What is expected
Write out each line that follows exactly as it stands, without the pictures.

┌──

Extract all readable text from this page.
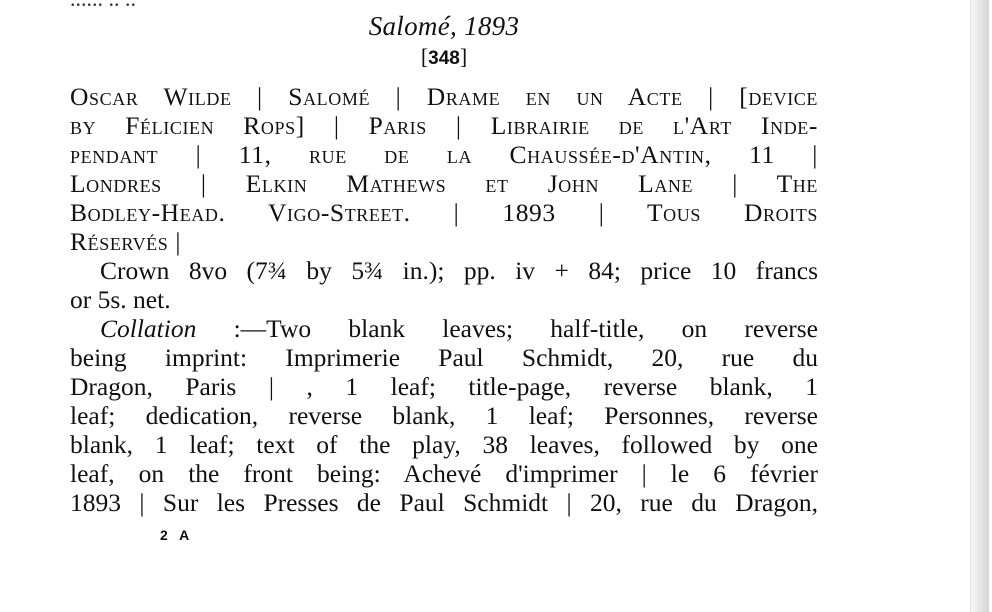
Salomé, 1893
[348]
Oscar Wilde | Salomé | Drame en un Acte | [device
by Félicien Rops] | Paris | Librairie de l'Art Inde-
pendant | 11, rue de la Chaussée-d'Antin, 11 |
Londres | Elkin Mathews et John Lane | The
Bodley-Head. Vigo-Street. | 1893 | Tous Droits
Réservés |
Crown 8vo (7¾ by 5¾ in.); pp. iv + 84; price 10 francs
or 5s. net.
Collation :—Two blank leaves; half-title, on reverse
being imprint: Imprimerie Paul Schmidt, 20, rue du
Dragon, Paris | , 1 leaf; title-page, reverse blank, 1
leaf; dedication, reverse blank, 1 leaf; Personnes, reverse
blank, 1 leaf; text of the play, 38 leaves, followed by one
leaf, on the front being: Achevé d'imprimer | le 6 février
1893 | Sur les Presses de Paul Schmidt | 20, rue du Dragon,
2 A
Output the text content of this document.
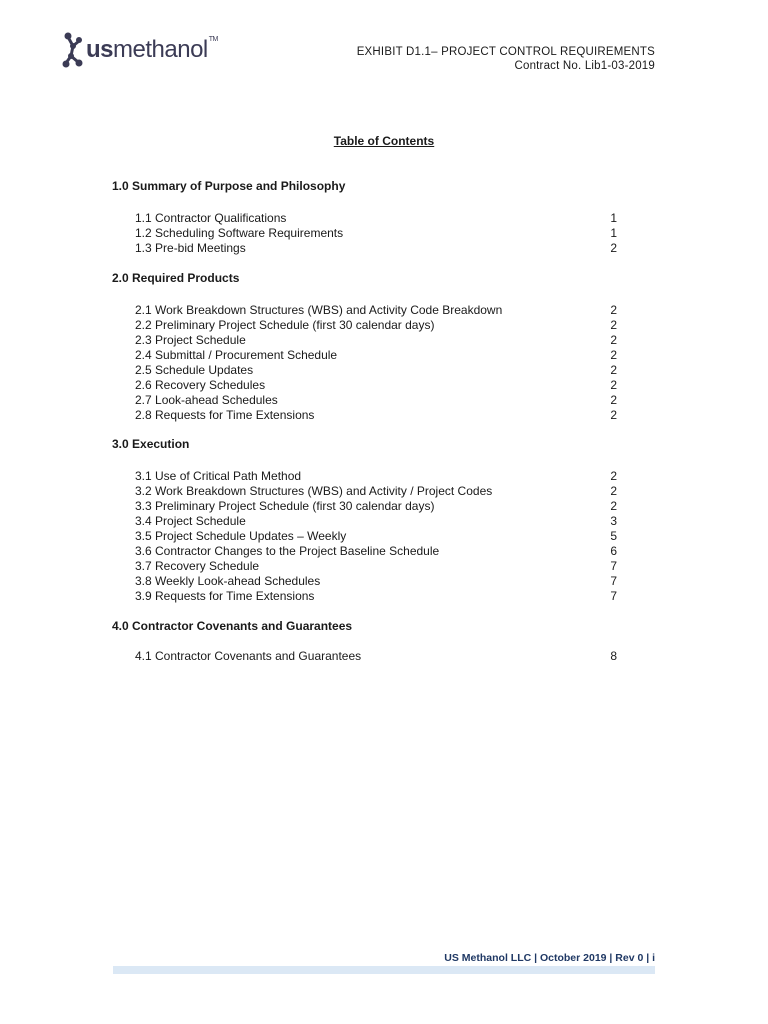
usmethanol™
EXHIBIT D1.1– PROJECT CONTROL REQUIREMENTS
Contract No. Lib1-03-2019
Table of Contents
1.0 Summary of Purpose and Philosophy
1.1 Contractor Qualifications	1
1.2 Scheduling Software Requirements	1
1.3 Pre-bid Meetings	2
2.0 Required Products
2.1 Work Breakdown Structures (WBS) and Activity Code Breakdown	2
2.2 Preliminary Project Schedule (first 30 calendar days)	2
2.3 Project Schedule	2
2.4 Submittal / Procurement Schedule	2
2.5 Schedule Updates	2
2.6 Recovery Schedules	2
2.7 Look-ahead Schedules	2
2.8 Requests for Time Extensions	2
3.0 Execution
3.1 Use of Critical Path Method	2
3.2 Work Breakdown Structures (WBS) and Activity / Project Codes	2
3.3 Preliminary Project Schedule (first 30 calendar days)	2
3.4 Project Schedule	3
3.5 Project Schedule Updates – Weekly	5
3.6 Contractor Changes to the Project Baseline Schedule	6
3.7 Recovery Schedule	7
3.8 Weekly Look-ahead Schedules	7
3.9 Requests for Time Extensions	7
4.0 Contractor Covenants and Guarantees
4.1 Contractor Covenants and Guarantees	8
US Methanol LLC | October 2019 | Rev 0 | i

└──

Written answer
Extract all readable text from this page.
Salomé, 1893
[348]
Oscar Wilde | Salomé | Drame en un Acte | [device
by Félicien Rops] | Paris | Librairie de l'Art Inde-
pendant | 11, rue de la Chaussée-d'Antin, 11 |
Londres | Elkin Mathews et John Lane | The
Bodley-Head. Vigo-Street. | 1893 | Tous Droits
Réservés |
Crown 8vo (7¾ by 5¾ in.); pp. iv + 84; price 10 francs
or 5s. net.
Collation :—Two blank leaves; half-title, on reverse
being imprint: Imprimerie Paul Schmidt, 20, rue du
Dragon, Paris | , 1 leaf; title-page, reverse blank, 1
leaf; dedication, reverse blank, 1 leaf; Personnes, reverse
blank, 1 leaf; text of the play, 38 leaves, followed by one
leaf, on the front being: Achevé d'imprimer | le 6 février
1893 | Sur les Presses de Paul Schmidt | 20, rue du Dragon,
2 A
Output the text content of this document.
usmethanol™
EXHIBIT D1.1– PROJECT CONTROL REQUIREMENTS
Contract No. Lib1-03-2019
Table of Contents
1.0 Summary of Purpose and Philosophy
1.1 Contractor Qualifications	1
1.2 Scheduling Software Requirements	1
1.3 Pre-bid Meetings	2
2.0 Required Products
2.1 Work Breakdown Structures (WBS) and Activity Code Breakdown	2
2.2 Preliminary Project Schedule (first 30 calendar days)	2
2.3 Project Schedule	2
2.4 Submittal / Procurement Schedule	2
2.5 Schedule Updates	2
2.6 Recovery Schedules	2
2.7 Look-ahead Schedules	2
2.8 Requests for Time Extensions	2
3.0 Execution
3.1 Use of Critical Path Method	2
3.2 Work Breakdown Structures (WBS) and Activity / Project Codes	2
3.3 Preliminary Project Schedule (first 30 calendar days)	2
3.4 Project Schedule	3
3.5 Project Schedule Updates – Weekly	5
3.6 Contractor Changes to the Project Baseline Schedule	6
3.7 Recovery Schedule	7
3.8 Weekly Look-ahead Schedules	7
3.9 Requests for Time Extensions	7
4.0 Contractor Covenants and Guarantees
4.1 Contractor Covenants and Guarantees	8
US Methanol LLC | October 2019 | Rev 0 | i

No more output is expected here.